## SHORT PROBLEM
Your task is to transcribe all of the records exactly and leave out the pictures.

(Entries from a visual dataset)
______
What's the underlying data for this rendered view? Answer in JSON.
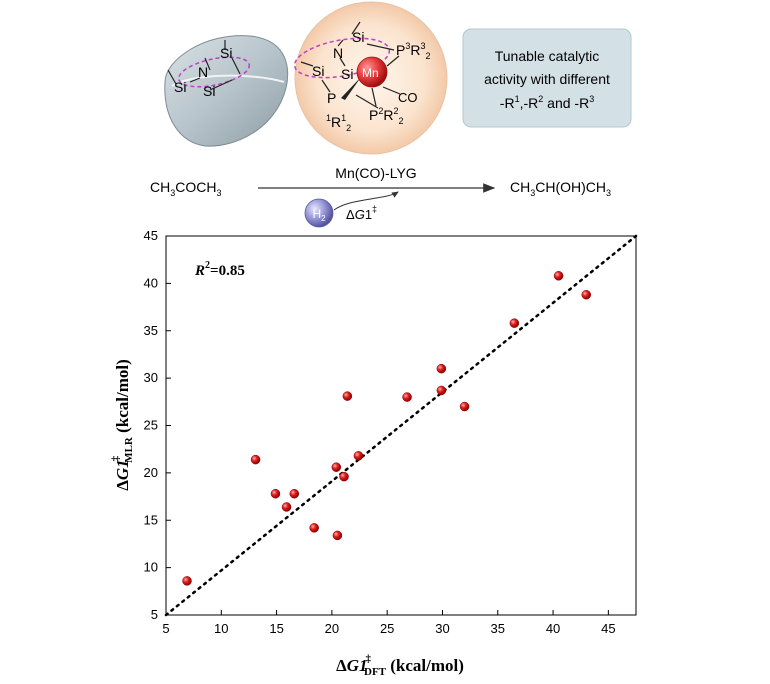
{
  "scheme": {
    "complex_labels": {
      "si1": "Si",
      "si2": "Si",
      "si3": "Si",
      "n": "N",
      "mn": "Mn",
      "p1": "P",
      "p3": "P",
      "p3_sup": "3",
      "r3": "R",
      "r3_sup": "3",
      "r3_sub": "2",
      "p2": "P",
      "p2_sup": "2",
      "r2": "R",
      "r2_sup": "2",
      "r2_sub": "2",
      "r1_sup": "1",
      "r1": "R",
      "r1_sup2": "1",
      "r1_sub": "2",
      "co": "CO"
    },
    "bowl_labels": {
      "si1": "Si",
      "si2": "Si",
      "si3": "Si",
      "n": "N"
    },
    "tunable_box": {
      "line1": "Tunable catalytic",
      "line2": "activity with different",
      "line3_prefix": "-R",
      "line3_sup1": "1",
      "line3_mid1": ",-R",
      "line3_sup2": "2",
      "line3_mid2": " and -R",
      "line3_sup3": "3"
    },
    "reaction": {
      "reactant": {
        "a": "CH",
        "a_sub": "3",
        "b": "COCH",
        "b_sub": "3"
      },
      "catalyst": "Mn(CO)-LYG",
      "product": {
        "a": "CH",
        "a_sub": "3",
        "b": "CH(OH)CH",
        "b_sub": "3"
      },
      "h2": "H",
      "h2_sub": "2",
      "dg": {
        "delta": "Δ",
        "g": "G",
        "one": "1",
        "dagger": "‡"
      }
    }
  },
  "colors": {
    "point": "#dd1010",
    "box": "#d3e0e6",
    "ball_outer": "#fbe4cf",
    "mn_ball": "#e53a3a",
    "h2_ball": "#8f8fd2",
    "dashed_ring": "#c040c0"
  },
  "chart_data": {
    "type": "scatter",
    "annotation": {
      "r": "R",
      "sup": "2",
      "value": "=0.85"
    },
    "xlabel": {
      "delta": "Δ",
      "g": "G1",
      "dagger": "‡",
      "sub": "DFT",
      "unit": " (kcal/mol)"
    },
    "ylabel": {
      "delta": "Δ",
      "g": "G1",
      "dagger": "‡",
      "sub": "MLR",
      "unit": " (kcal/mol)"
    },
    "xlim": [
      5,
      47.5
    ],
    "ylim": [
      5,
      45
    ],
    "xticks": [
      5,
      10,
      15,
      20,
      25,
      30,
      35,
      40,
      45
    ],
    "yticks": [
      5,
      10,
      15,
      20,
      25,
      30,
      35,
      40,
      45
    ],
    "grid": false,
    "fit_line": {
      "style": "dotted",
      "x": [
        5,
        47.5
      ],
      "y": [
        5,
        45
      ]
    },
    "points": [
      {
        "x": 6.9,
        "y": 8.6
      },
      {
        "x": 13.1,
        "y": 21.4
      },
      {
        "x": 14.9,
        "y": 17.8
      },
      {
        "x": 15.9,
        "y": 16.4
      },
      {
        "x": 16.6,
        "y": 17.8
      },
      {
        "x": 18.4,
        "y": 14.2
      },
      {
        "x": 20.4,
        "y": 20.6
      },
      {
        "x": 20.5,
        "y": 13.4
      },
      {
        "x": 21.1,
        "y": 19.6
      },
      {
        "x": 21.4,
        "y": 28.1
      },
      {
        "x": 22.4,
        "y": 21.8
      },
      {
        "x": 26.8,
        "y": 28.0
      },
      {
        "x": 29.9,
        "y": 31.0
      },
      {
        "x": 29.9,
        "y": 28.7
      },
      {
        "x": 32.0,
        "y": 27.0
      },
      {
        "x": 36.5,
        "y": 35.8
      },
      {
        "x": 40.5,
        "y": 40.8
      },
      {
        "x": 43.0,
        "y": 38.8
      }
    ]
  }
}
______
## SOLVED EXERCISE
What's the underlying data for this rendered view? Answer in JSON.
{
  "scheme": {
    "complex_labels": {
      "si1": "Si",
      "si2": "Si",
      "si3": "Si",
      "n": "N",
      "mn": "Mn",
      "p1": "P",
      "p3": "P",
      "p3_sup": "3",
      "r3": "R",
      "r3_sup": "3",
      "r3_sub": "2",
      "p2": "P",
      "p2_sup": "2",
      "r2": "R",
      "r2_sup": "2",
      "r2_sub": "2",
      "r1_sup": "1",
      "r1": "R",
      "r1_sup2": "1",
      "r1_sub": "2",
      "co": "CO"
    },
    "bowl_labels": {
      "si1": "Si",
      "si2": "Si",
      "si3": "Si",
      "n": "N"
    },
    "tunable_box": {
      "line1": "Tunable catalytic",
      "line2": "activity with different",
      "line3_prefix": "-R",
      "line3_sup1": "1",
      "line3_mid1": ",-R",
      "line3_sup2": "2",
      "line3_mid2": " and -R",
      "line3_sup3": "3"
    },
    "reaction": {
      "reactant": {
        "a": "CH",
        "a_sub": "3",
        "b": "COCH",
        "b_sub": "3"
      },
      "catalyst": "Mn(CO)-LYG",
      "product": {
        "a": "CH",
        "a_sub": "3",
        "b": "CH(OH)CH",
        "b_sub": "3"
      },
      "h2": "H",
      "h2_sub": "2",
      "dg": {
        "delta": "Δ",
        "g": "G",
        "one": "1",
        "dagger": "‡"
      }
    }
  },
  "colors": {
    "point": "#dd1010",
    "box": "#d3e0e6",
    "ball_outer": "#fbe4cf",
    "mn_ball": "#e53a3a",
    "h2_ball": "#8f8fd2",
    "dashed_ring": "#c040c0"
  },
  "chart_data": {
    "type": "scatter",
    "annotation": {
      "r": "R",
      "sup": "2",
      "value": "=0.85"
    },
    "xlabel": {
      "delta": "Δ",
      "g": "G1",
      "dagger": "‡",
      "sub": "DFT",
      "unit": " (kcal/mol)"
    },
    "ylabel": {
      "delta": "Δ",
      "g": "G1",
      "dagger": "‡",
      "sub": "MLR",
      "unit": " (kcal/mol)"
    },
    "xlim": [
      5,
      47.5
    ],
    "ylim": [
      5,
      45
    ],
    "xticks": [
      5,
      10,
      15,
      20,
      25,
      30,
      35,
      40,
      45
    ],
    "yticks": [
      5,
      10,
      15,
      20,
      25,
      30,
      35,
      40,
      45
    ],
    "grid": false,
    "fit_line": {
      "style": "dotted",
      "x": [
        5,
        47.5
      ],
      "y": [
        5,
        45
      ]
    },
    "points": [
      {
        "x": 6.9,
        "y": 8.6
      },
      {
        "x": 13.1,
        "y": 21.4
      },
      {
        "x": 14.9,
        "y": 17.8
      },
      {
        "x": 15.9,
        "y": 16.4
      },
      {
        "x": 16.6,
        "y": 17.8
      },
      {
        "x": 18.4,
        "y": 14.2
      },
      {
        "x": 20.4,
        "y": 20.6
      },
      {
        "x": 20.5,
        "y": 13.4
      },
      {
        "x": 21.1,
        "y": 19.6
      },
      {
        "x": 21.4,
        "y": 28.1
      },
      {
        "x": 22.4,
        "y": 21.8
      },
      {
        "x": 26.8,
        "y": 28.0
      },
      {
        "x": 29.9,
        "y": 31.0
      },
      {
        "x": 29.9,
        "y": 28.7
      },
      {
        "x": 32.0,
        "y": 27.0
      },
      {
        "x": 36.5,
        "y": 35.8
      },
      {
        "x": 40.5,
        "y": 40.8
      },
      {
        "x": 43.0,
        "y": 38.8
      }
    ]
  }
}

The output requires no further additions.